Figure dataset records
────────────────────────────────────────

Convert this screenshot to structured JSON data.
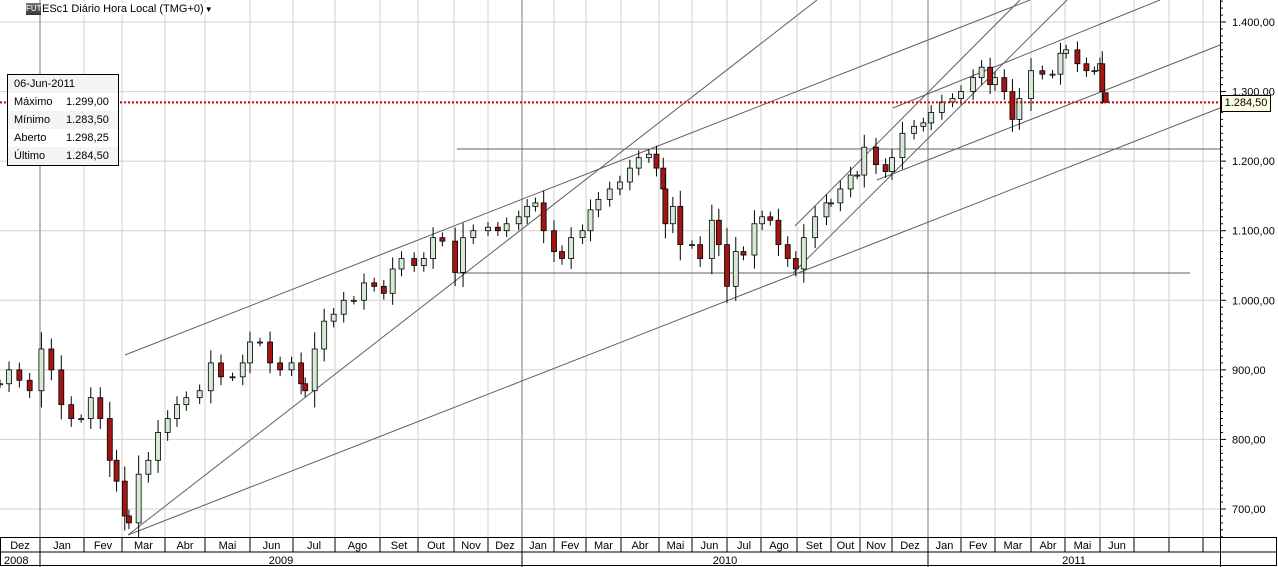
{
  "header": {
    "badge": "FUT",
    "title": "ESc1 Diário Hora Local (TMG+0)",
    "dropdown_icon": "caret-down-icon"
  },
  "info_box": {
    "date": "06-Jun-2011",
    "rows": [
      {
        "label": "Máximo",
        "value": "1.299,00"
      },
      {
        "label": "Mínimo",
        "value": "1.283,50"
      },
      {
        "label": "Aberto",
        "value": "1.298,25"
      },
      {
        "label": "Último",
        "value": "1.284,50"
      }
    ]
  },
  "current_price_label": "1.284,50",
  "colors": {
    "up": "#d6ead6",
    "down": "#a31515",
    "last_price_line": "#cc0000",
    "grid": "#d0d0d0",
    "trendline": "#606060"
  },
  "chart_data": {
    "type": "candlestick",
    "title": "ESc1 Diário Hora Local (TMG+0)",
    "ylim": [
      660,
      1431
    ],
    "y_ticks": [
      700,
      800,
      900,
      1000,
      1100,
      1200,
      1300,
      1400
    ],
    "y_tick_labels": [
      "700,00",
      "800,00",
      "900,00",
      "1.000,00",
      "1.100,00",
      "1.200,00",
      "1.300,00",
      "1.400,00"
    ],
    "grid": true,
    "last_price": 1284.5,
    "months": [
      {
        "key": "2008-12",
        "label": "Dez"
      },
      {
        "key": "2009-01",
        "label": "Jan"
      },
      {
        "key": "2009-02",
        "label": "Fev"
      },
      {
        "key": "2009-03",
        "label": "Mar"
      },
      {
        "key": "2009-04",
        "label": "Abr"
      },
      {
        "key": "2009-05",
        "label": "Mai"
      },
      {
        "key": "2009-06",
        "label": "Jun"
      },
      {
        "key": "2009-07",
        "label": "Jul"
      },
      {
        "key": "2009-08",
        "label": "Ago"
      },
      {
        "key": "2009-09",
        "label": "Set"
      },
      {
        "key": "2009-10",
        "label": "Out"
      },
      {
        "key": "2009-11",
        "label": "Nov"
      },
      {
        "key": "2009-12",
        "label": "Dez"
      },
      {
        "key": "2010-01",
        "label": "Jan"
      },
      {
        "key": "2010-02",
        "label": "Fev"
      },
      {
        "key": "2010-03",
        "label": "Mar"
      },
      {
        "key": "2010-04",
        "label": "Abr"
      },
      {
        "key": "2010-05",
        "label": "Mai"
      },
      {
        "key": "2010-06",
        "label": "Jun"
      },
      {
        "key": "2010-07",
        "label": "Jul"
      },
      {
        "key": "2010-08",
        "label": "Ago"
      },
      {
        "key": "2010-09",
        "label": "Set"
      },
      {
        "key": "2010-10",
        "label": "Out"
      },
      {
        "key": "2010-11",
        "label": "Nov"
      },
      {
        "key": "2010-12",
        "label": "Dez"
      },
      {
        "key": "2011-01",
        "label": "Jan"
      },
      {
        "key": "2011-02",
        "label": "Fev"
      },
      {
        "key": "2011-03",
        "label": "Mar"
      },
      {
        "key": "2011-04",
        "label": "Abr"
      },
      {
        "key": "2011-05",
        "label": "Mai"
      },
      {
        "key": "2011-06",
        "label": "Jun"
      },
      {
        "key": "2011-07",
        "label": ""
      },
      {
        "key": "2011-08",
        "label": ""
      },
      {
        "key": "2011-09",
        "label": ""
      }
    ],
    "years": [
      "2008",
      "2009",
      "2010",
      "2011"
    ],
    "bars": [
      [
        "2008-12-01",
        880
      ],
      [
        "2008-12-08",
        900
      ],
      [
        "2008-12-16",
        885
      ],
      [
        "2008-12-24",
        870
      ],
      [
        "2009-01-02",
        930
      ],
      [
        "2009-01-09",
        900
      ],
      [
        "2009-01-16",
        850
      ],
      [
        "2009-01-23",
        830
      ],
      [
        "2009-01-30",
        830
      ],
      [
        "2009-02-06",
        860
      ],
      [
        "2009-02-13",
        830
      ],
      [
        "2009-02-20",
        770
      ],
      [
        "2009-02-25",
        740
      ],
      [
        "2009-03-03",
        690
      ],
      [
        "2009-03-06",
        680
      ],
      [
        "2009-03-13",
        750
      ],
      [
        "2009-03-20",
        770
      ],
      [
        "2009-03-27",
        810
      ],
      [
        "2009-04-03",
        830
      ],
      [
        "2009-04-10",
        850
      ],
      [
        "2009-04-17",
        860
      ],
      [
        "2009-04-27",
        870
      ],
      [
        "2009-05-05",
        910
      ],
      [
        "2009-05-12",
        890
      ],
      [
        "2009-05-20",
        890
      ],
      [
        "2009-05-27",
        910
      ],
      [
        "2009-06-01",
        940
      ],
      [
        "2009-06-08",
        940
      ],
      [
        "2009-06-15",
        910
      ],
      [
        "2009-06-22",
        900
      ],
      [
        "2009-06-30",
        910
      ],
      [
        "2009-07-07",
        880
      ],
      [
        "2009-07-10",
        870
      ],
      [
        "2009-07-17",
        930
      ],
      [
        "2009-07-24",
        970
      ],
      [
        "2009-07-31",
        980
      ],
      [
        "2009-08-07",
        1000
      ],
      [
        "2009-08-14",
        1000
      ],
      [
        "2009-08-21",
        1025
      ],
      [
        "2009-08-28",
        1020
      ],
      [
        "2009-09-04",
        1010
      ],
      [
        "2009-09-11",
        1045
      ],
      [
        "2009-09-18",
        1060
      ],
      [
        "2009-09-28",
        1050
      ],
      [
        "2009-10-06",
        1060
      ],
      [
        "2009-10-14",
        1090
      ],
      [
        "2009-10-22",
        1085
      ],
      [
        "2009-11-02",
        1040
      ],
      [
        "2009-11-09",
        1090
      ],
      [
        "2009-11-18",
        1100
      ],
      [
        "2009-12-01",
        1105
      ],
      [
        "2009-12-10",
        1100
      ],
      [
        "2009-12-18",
        1110
      ],
      [
        "2009-12-29",
        1120
      ],
      [
        "2010-01-06",
        1135
      ],
      [
        "2010-01-14",
        1140
      ],
      [
        "2010-01-22",
        1100
      ],
      [
        "2010-02-01",
        1070
      ],
      [
        "2010-02-08",
        1060
      ],
      [
        "2010-02-16",
        1090
      ],
      [
        "2010-02-26",
        1100
      ],
      [
        "2010-03-05",
        1130
      ],
      [
        "2010-03-12",
        1145
      ],
      [
        "2010-03-22",
        1160
      ],
      [
        "2010-03-31",
        1170
      ],
      [
        "2010-04-08",
        1190
      ],
      [
        "2010-04-15",
        1205
      ],
      [
        "2010-04-23",
        1210
      ],
      [
        "2010-04-29",
        1190
      ],
      [
        "2010-05-05",
        1160
      ],
      [
        "2010-05-07",
        1110
      ],
      [
        "2010-05-14",
        1135
      ],
      [
        "2010-05-21",
        1080
      ],
      [
        "2010-06-01",
        1080
      ],
      [
        "2010-06-08",
        1060
      ],
      [
        "2010-06-18",
        1115
      ],
      [
        "2010-06-24",
        1080
      ],
      [
        "2010-07-01",
        1020
      ],
      [
        "2010-07-09",
        1070
      ],
      [
        "2010-07-16",
        1065
      ],
      [
        "2010-07-26",
        1110
      ],
      [
        "2010-08-02",
        1120
      ],
      [
        "2010-08-09",
        1115
      ],
      [
        "2010-08-16",
        1080
      ],
      [
        "2010-08-24",
        1060
      ],
      [
        "2010-08-31",
        1045
      ],
      [
        "2010-09-07",
        1090
      ],
      [
        "2010-09-17",
        1120
      ],
      [
        "2010-09-27",
        1140
      ],
      [
        "2010-10-01",
        1140
      ],
      [
        "2010-10-11",
        1160
      ],
      [
        "2010-10-22",
        1180
      ],
      [
        "2010-10-29",
        1180
      ],
      [
        "2010-11-05",
        1220
      ],
      [
        "2010-11-16",
        1195
      ],
      [
        "2010-11-25",
        1185
      ],
      [
        "2010-12-01",
        1205
      ],
      [
        "2010-12-10",
        1240
      ],
      [
        "2010-12-20",
        1250
      ],
      [
        "2010-12-28",
        1255
      ],
      [
        "2011-01-04",
        1270
      ],
      [
        "2011-01-14",
        1285
      ],
      [
        "2011-01-24",
        1290
      ],
      [
        "2011-02-01",
        1300
      ],
      [
        "2011-02-11",
        1320
      ],
      [
        "2011-02-18",
        1335
      ],
      [
        "2011-02-25",
        1310
      ],
      [
        "2011-03-01",
        1320
      ],
      [
        "2011-03-09",
        1300
      ],
      [
        "2011-03-16",
        1260
      ],
      [
        "2011-03-22",
        1290
      ],
      [
        "2011-04-01",
        1330
      ],
      [
        "2011-04-11",
        1325
      ],
      [
        "2011-04-20",
        1325
      ],
      [
        "2011-04-27",
        1355
      ],
      [
        "2011-05-02",
        1360
      ],
      [
        "2011-05-12",
        1340
      ],
      [
        "2011-05-20",
        1330
      ],
      [
        "2011-05-27",
        1330
      ],
      [
        "2011-06-01",
        1340
      ],
      [
        "2011-06-03",
        1300
      ]
    ],
    "last_bar": {
      "date": "2011-06-06",
      "open": 1298.25,
      "high": 1299.0,
      "low": 1283.5,
      "close": 1284.5
    }
  }
}
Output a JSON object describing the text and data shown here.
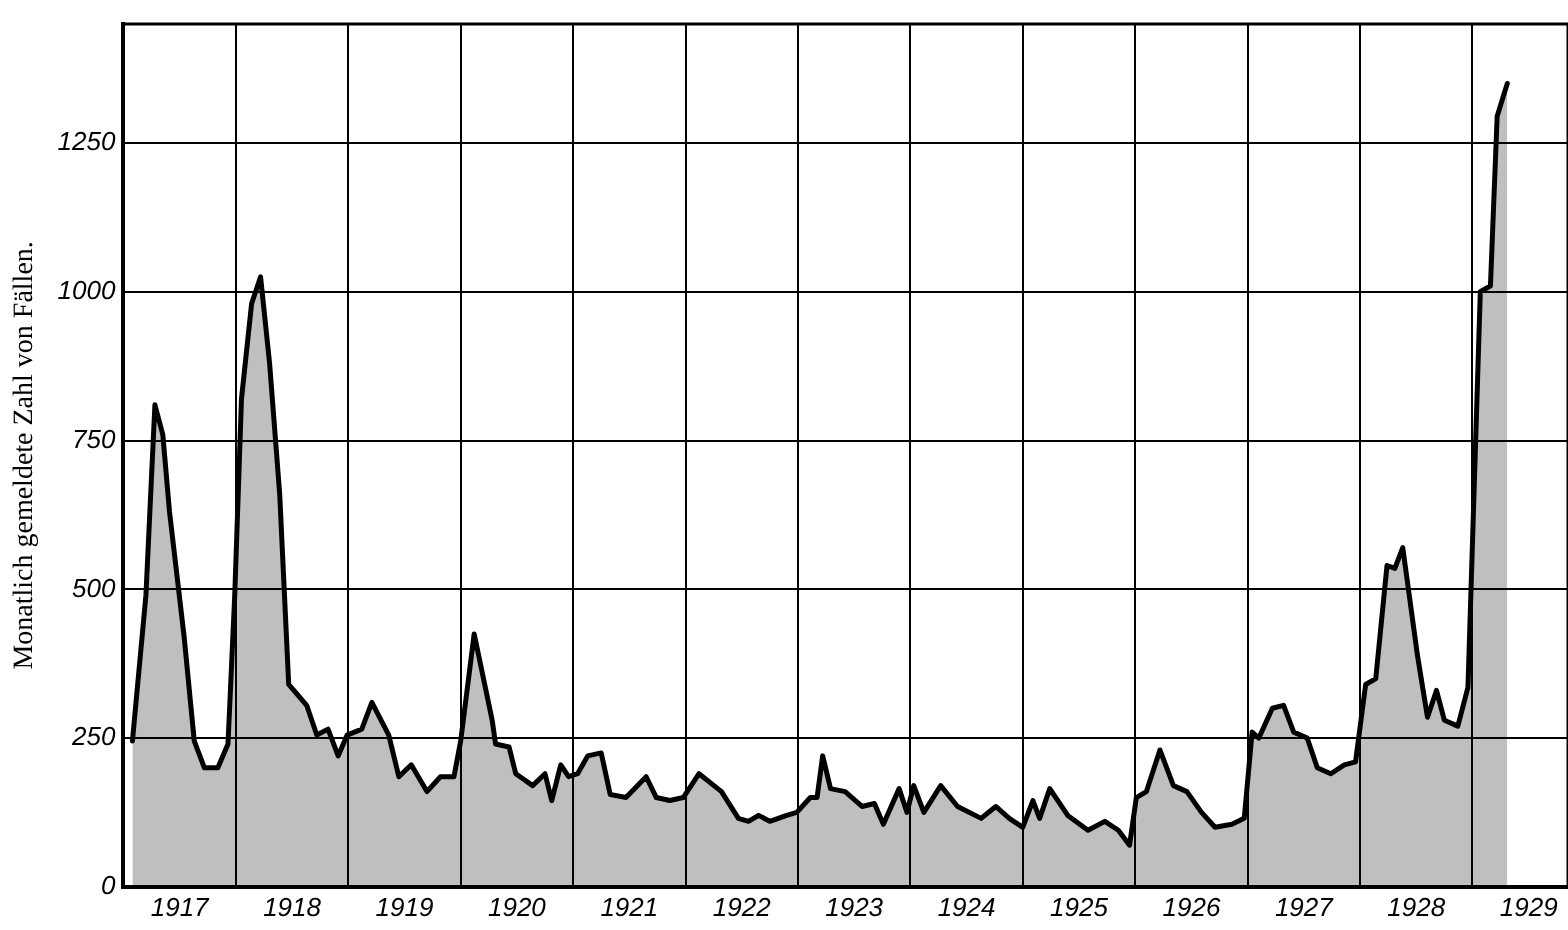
{
  "chart_data": {
    "type": "area",
    "ylabel": "Monatlich gemeldete Zahl von Fällen.",
    "series": [
      {
        "color": "#000000",
        "x": [
          1917.08,
          1917.2,
          1917.28,
          1917.35,
          1917.41,
          1917.54,
          1917.63,
          1917.72,
          1917.84,
          1917.93,
          1917.99,
          1918.05,
          1918.14,
          1918.22,
          1918.3,
          1918.39,
          1918.47,
          1918.63,
          1918.72,
          1918.82,
          1918.91,
          1918.99,
          1919.12,
          1919.21,
          1919.36,
          1919.45,
          1919.56,
          1919.7,
          1919.82,
          1919.94,
          1920.0,
          1920.12,
          1920.28,
          1920.31,
          1920.43,
          1920.49,
          1920.64,
          1920.75,
          1920.81,
          1920.89,
          1920.96,
          1921.04,
          1921.13,
          1921.25,
          1921.33,
          1921.47,
          1921.65,
          1921.74,
          1921.86,
          1921.98,
          1922.12,
          1922.32,
          1922.47,
          1922.56,
          1922.65,
          1922.75,
          1922.9,
          1922.99,
          1923.11,
          1923.17,
          1923.22,
          1923.29,
          1923.42,
          1923.57,
          1923.68,
          1923.76,
          1923.9,
          1923.97,
          1924.03,
          1924.12,
          1924.27,
          1924.42,
          1924.63,
          1924.76,
          1924.88,
          1925.0,
          1925.09,
          1925.15,
          1925.24,
          1925.4,
          1925.58,
          1925.73,
          1925.85,
          1925.95,
          1926.01,
          1926.1,
          1926.22,
          1926.34,
          1926.46,
          1926.59,
          1926.71,
          1926.86,
          1926.97,
          1927.04,
          1927.1,
          1927.22,
          1927.32,
          1927.41,
          1927.53,
          1927.62,
          1927.74,
          1927.86,
          1927.96,
          1928.05,
          1928.14,
          1928.24,
          1928.31,
          1928.38,
          1928.51,
          1928.6,
          1928.68,
          1928.75,
          1928.87,
          1928.96,
          1929.07,
          1929.16,
          1929.22,
          1929.31
        ],
        "values": [
          245,
          490,
          810,
          760,
          630,
          420,
          245,
          200,
          200,
          240,
          490,
          820,
          980,
          1025,
          880,
          660,
          340,
          305,
          255,
          265,
          220,
          255,
          265,
          310,
          255,
          185,
          205,
          160,
          185,
          185,
          245,
          425,
          280,
          240,
          235,
          190,
          170,
          190,
          145,
          205,
          185,
          190,
          220,
          225,
          155,
          150,
          185,
          150,
          145,
          150,
          190,
          160,
          115,
          110,
          120,
          110,
          120,
          125,
          150,
          150,
          220,
          165,
          160,
          135,
          140,
          105,
          165,
          125,
          170,
          125,
          170,
          135,
          115,
          135,
          115,
          100,
          145,
          115,
          165,
          120,
          95,
          110,
          95,
          70,
          150,
          160,
          230,
          170,
          160,
          125,
          100,
          105,
          115,
          260,
          250,
          300,
          305,
          260,
          250,
          200,
          190,
          205,
          210,
          340,
          350,
          540,
          535,
          570,
          390,
          285,
          330,
          280,
          270,
          335,
          1000,
          1010,
          1295,
          1350
        ]
      }
    ],
    "xlim": [
      1917,
      1929.85
    ],
    "xticks": [
      {
        "value": 1917,
        "label": null
      },
      {
        "value": 1917.5,
        "label": "1917"
      },
      {
        "value": 1918,
        "label": null
      },
      {
        "value": 1918.5,
        "label": "1918"
      },
      {
        "value": 1919,
        "label": null
      },
      {
        "value": 1919.5,
        "label": "1919"
      },
      {
        "value": 1920,
        "label": null
      },
      {
        "value": 1920.5,
        "label": "1920"
      },
      {
        "value": 1921,
        "label": null
      },
      {
        "value": 1921.5,
        "label": "1921"
      },
      {
        "value": 1922,
        "label": null
      },
      {
        "value": 1922.5,
        "label": "1922"
      },
      {
        "value": 1923,
        "label": null
      },
      {
        "value": 1923.5,
        "label": "1923"
      },
      {
        "value": 1924,
        "label": null
      },
      {
        "value": 1924.5,
        "label": "1924"
      },
      {
        "value": 1925,
        "label": null
      },
      {
        "value": 1925.5,
        "label": "1925"
      },
      {
        "value": 1926,
        "label": null
      },
      {
        "value": 1926.5,
        "label": "1926"
      },
      {
        "value": 1927,
        "label": null
      },
      {
        "value": 1927.5,
        "label": "1927"
      },
      {
        "value": 1928,
        "label": null
      },
      {
        "value": 1928.5,
        "label": "1928"
      },
      {
        "value": 1929,
        "label": null
      },
      {
        "value": 1929.5,
        "label": "1929"
      }
    ],
    "ylim": [
      0,
      1450
    ],
    "yticks": [
      0,
      250,
      500,
      750,
      1000,
      1250
    ],
    "grid": true,
    "legend": false,
    "marker": "none",
    "line_style": "solid"
  }
}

────────────────────────────────────────

**Prompt:**
Copy every line of the listing containing the string "down".

**The answer:**
    "dropdown_icon": "caret-down-icon"
    "down": "#a31515",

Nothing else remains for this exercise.